§ EXERCISE AIM
Each entry below is to be extracted exactly.

— begin —

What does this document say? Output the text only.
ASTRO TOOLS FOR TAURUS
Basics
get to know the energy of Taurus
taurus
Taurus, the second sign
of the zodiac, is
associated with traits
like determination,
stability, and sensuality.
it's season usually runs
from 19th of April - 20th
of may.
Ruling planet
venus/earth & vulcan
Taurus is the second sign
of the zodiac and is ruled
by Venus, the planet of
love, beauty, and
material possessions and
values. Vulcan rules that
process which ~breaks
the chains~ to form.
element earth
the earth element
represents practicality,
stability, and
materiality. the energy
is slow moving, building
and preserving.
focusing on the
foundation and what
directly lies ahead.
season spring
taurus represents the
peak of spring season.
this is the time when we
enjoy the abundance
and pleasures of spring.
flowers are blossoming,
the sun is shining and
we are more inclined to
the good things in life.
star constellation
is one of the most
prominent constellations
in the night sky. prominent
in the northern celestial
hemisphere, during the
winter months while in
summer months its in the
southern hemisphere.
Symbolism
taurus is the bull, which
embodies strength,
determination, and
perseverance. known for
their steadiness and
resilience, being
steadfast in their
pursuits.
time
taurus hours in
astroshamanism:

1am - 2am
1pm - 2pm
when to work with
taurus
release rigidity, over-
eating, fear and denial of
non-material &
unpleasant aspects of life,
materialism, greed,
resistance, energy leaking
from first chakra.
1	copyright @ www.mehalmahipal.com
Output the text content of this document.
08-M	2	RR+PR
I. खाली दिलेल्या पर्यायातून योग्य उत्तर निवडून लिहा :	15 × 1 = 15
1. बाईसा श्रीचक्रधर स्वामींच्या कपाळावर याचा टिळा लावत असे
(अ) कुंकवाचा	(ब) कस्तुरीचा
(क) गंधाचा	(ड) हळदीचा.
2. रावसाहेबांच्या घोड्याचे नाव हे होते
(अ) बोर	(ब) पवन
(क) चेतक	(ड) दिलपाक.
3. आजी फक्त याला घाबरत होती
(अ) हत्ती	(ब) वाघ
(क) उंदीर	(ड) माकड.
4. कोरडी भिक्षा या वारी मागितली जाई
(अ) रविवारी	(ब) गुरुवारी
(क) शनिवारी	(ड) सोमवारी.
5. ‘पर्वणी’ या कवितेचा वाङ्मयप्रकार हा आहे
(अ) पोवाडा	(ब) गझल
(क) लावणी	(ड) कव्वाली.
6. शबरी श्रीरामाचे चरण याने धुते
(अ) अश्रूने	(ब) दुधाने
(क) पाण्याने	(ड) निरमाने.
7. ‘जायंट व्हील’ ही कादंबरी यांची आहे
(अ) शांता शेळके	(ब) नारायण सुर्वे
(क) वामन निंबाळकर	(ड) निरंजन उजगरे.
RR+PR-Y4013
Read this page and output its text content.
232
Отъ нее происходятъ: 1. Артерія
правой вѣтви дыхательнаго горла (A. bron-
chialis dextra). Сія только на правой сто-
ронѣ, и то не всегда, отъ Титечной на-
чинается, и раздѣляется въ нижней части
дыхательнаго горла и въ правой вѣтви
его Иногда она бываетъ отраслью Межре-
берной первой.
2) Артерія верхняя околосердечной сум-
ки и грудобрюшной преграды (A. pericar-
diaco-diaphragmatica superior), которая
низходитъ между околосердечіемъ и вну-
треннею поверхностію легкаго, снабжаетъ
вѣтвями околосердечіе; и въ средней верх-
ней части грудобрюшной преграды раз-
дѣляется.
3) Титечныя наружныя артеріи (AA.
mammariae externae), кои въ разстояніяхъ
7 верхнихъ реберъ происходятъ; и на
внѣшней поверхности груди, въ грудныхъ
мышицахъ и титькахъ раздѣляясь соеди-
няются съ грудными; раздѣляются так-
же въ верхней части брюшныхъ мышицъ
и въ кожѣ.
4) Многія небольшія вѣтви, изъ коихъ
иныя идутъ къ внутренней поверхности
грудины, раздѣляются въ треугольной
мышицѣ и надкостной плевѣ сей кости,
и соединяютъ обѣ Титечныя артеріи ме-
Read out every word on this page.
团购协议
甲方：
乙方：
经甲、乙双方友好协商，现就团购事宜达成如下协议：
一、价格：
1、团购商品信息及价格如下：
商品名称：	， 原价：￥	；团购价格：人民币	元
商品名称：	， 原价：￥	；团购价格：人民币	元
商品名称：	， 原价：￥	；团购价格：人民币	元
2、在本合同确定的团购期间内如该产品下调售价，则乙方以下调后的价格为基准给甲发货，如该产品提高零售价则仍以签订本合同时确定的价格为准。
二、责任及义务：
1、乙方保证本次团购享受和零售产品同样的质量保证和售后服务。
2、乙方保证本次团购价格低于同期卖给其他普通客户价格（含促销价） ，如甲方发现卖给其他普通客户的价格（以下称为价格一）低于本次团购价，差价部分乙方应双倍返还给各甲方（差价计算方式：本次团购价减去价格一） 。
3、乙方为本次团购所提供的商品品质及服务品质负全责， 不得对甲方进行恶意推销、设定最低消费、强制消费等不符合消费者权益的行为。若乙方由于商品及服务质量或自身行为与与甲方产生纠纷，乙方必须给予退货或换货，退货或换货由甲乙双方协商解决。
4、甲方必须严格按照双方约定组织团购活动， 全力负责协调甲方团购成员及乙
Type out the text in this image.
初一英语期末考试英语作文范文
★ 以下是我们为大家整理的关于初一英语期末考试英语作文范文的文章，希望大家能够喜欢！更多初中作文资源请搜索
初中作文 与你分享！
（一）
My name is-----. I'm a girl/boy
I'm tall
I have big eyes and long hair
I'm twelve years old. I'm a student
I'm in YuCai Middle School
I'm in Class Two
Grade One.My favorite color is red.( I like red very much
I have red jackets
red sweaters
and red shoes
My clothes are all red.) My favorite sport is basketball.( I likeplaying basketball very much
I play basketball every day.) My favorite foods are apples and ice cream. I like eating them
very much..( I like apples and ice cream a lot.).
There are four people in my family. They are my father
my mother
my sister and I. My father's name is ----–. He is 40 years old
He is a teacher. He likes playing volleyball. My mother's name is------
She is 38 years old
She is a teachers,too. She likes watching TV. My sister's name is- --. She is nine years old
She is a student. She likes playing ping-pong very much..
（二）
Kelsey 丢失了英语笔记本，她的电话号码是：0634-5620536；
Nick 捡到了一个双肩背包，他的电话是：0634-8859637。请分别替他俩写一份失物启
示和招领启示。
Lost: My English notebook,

— end —

§ THE COMPLETED TASK
What does this document say? Output the text only.
ASTRO TOOLS FOR TAURUS
Basics
get to know the energy of Taurus
taurus
Taurus, the second sign
of the zodiac, is
associated with traits
like determination,
stability, and sensuality.
it's season usually runs
from 19th of April - 20th
of may.
Ruling planet
venus/earth & vulcan
Taurus is the second sign
of the zodiac and is ruled
by Venus, the planet of
love, beauty, and
material possessions and
values. Vulcan rules that
process which ~breaks
the chains~ to form.
element earth
the earth element
represents practicality,
stability, and
materiality. the energy
is slow moving, building
and preserving.
focusing on the
foundation and what
directly lies ahead.
season spring
taurus represents the
peak of spring season.
this is the time when we
enjoy the abundance
and pleasures of spring.
flowers are blossoming,
the sun is shining and
we are more inclined to
the good things in life.
star constellation
is one of the most
prominent constellations
in the night sky. prominent
in the northern celestial
hemisphere, during the
winter months while in
summer months its in the
southern hemisphere.
Symbolism
taurus is the bull, which
embodies strength,
determination, and
perseverance. known for
their steadiness and
resilience, being
steadfast in their
pursuits.
time
taurus hours in
astroshamanism:

1am - 2am
1pm - 2pm
when to work with
taurus
release rigidity, over-
eating, fear and denial of
non-material &
unpleasant aspects of life,
materialism, greed,
resistance, energy leaking
from first chakra.
1	copyright @ www.mehalmahipal.com
Output the text content of this document.
08-M	2	RR+PR
I. खाली दिलेल्या पर्यायातून योग्य उत्तर निवडून लिहा :	15 × 1 = 15
1. बाईसा श्रीचक्रधर स्वामींच्या कपाळावर याचा टिळा लावत असे
(अ) कुंकवाचा	(ब) कस्तुरीचा
(क) गंधाचा	(ड) हळदीचा.
2. रावसाहेबांच्या घोड्याचे नाव हे होते
(अ) बोर	(ब) पवन
(क) चेतक	(ड) दिलपाक.
3. आजी फक्त याला घाबरत होती
(अ) हत्ती	(ब) वाघ
(क) उंदीर	(ड) माकड.
4. कोरडी भिक्षा या वारी मागितली जाई
(अ) रविवारी	(ब) गुरुवारी
(क) शनिवारी	(ड) सोमवारी.
5. ‘पर्वणी’ या कवितेचा वाङ्मयप्रकार हा आहे
(अ) पोवाडा	(ब) गझल
(क) लावणी	(ड) कव्वाली.
6. शबरी श्रीरामाचे चरण याने धुते
(अ) अश्रूने	(ब) दुधाने
(क) पाण्याने	(ड) निरमाने.
7. ‘जायंट व्हील’ ही कादंबरी यांची आहे
(अ) शांता शेळके	(ब) नारायण सुर्वे
(क) वामन निंबाळकर	(ड) निरंजन उजगरे.
RR+PR-Y4013
Read this page and output its text content.
232
Отъ нее происходятъ: 1. Артерія
правой вѣтви дыхательнаго горла (A. bron-
chialis dextra). Сія только на правой сто-
ронѣ, и то не всегда, отъ Титечной на-
чинается, и раздѣляется въ нижней части
дыхательнаго горла и въ правой вѣтви
его Иногда она бываетъ отраслью Межре-
берной первой.
2) Артерія верхняя околосердечной сум-
ки и грудобрюшной преграды (A. pericar-
diaco-diaphragmatica superior), которая
низходитъ между околосердечіемъ и вну-
треннею поверхностію легкаго, снабжаетъ
вѣтвями околосердечіе; и въ средней верх-
ней части грудобрюшной преграды раз-
дѣляется.
3) Титечныя наружныя артеріи (AA.
mammariae externae), кои въ разстояніяхъ
7 верхнихъ реберъ происходятъ; и на
внѣшней поверхности груди, въ грудныхъ
мышицахъ и титькахъ раздѣляясь соеди-
няются съ грудными; раздѣляются так-
же въ верхней части брюшныхъ мышицъ
и въ кожѣ.
4) Многія небольшія вѣтви, изъ коихъ
иныя идутъ къ внутренней поверхности
грудины, раздѣляются въ треугольной
мышицѣ и надкостной плевѣ сей кости,
и соединяютъ обѣ Титечныя артеріи ме-
Read out every word on this page.
团购协议
甲方：
乙方：
经甲、乙双方友好协商，现就团购事宜达成如下协议：
一、价格：
1、团购商品信息及价格如下：
商品名称：	， 原价：￥	；团购价格：人民币	元
商品名称：	， 原价：￥	；团购价格：人民币	元
商品名称：	， 原价：￥	；团购价格：人民币	元
2、在本合同确定的团购期间内如该产品下调售价，则乙方以下调后的价格为基准给甲发货，如该产品提高零售价则仍以签订本合同时确定的价格为准。
二、责任及义务：
1、乙方保证本次团购享受和零售产品同样的质量保证和售后服务。
2、乙方保证本次团购价格低于同期卖给其他普通客户价格（含促销价） ，如甲方发现卖给其他普通客户的价格（以下称为价格一）低于本次团购价，差价部分乙方应双倍返还给各甲方（差价计算方式：本次团购价减去价格一） 。
3、乙方为本次团购所提供的商品品质及服务品质负全责， 不得对甲方进行恶意推销、设定最低消费、强制消费等不符合消费者权益的行为。若乙方由于商品及服务质量或自身行为与与甲方产生纠纷，乙方必须给予退货或换货，退货或换货由甲乙双方协商解决。
4、甲方必须严格按照双方约定组织团购活动， 全力负责协调甲方团购成员及乙
Type out the text in this image.
初一英语期末考试英语作文范文
★ 以下是我们为大家整理的关于初一英语期末考试英语作文范文的文章，希望大家能够喜欢！更多初中作文资源请搜索
初中作文 与你分享！
（一）
My name is-----. I'm a girl/boy
I'm tall
I have big eyes and long hair
I'm twelve years old. I'm a student
I'm in YuCai Middle School
I'm in Class Two
Grade One.My favorite color is red.( I like red very much
I have red jackets
red sweaters
and red shoes
My clothes are all red.) My favorite sport is basketball.( I likeplaying basketball very much
I play basketball every day.) My favorite foods are apples and ice cream. I like eating them
very much..( I like apples and ice cream a lot.).
There are four people in my family. They are my father
my mother
my sister and I. My father's name is ----–. He is 40 years old
He is a teacher. He likes playing volleyball. My mother's name is------
She is 38 years old
She is a teachers,too. She likes watching TV. My sister's name is- --. She is nine years old
She is a student. She likes playing ping-pong very much..
（二）
Kelsey 丢失了英语笔记本，她的电话号码是：0634-5620536；
Nick 捡到了一个双肩背包，他的电话是：0634-8859637。请分别替他俩写一份失物启
示和招领启示。
Lost: My English notebook,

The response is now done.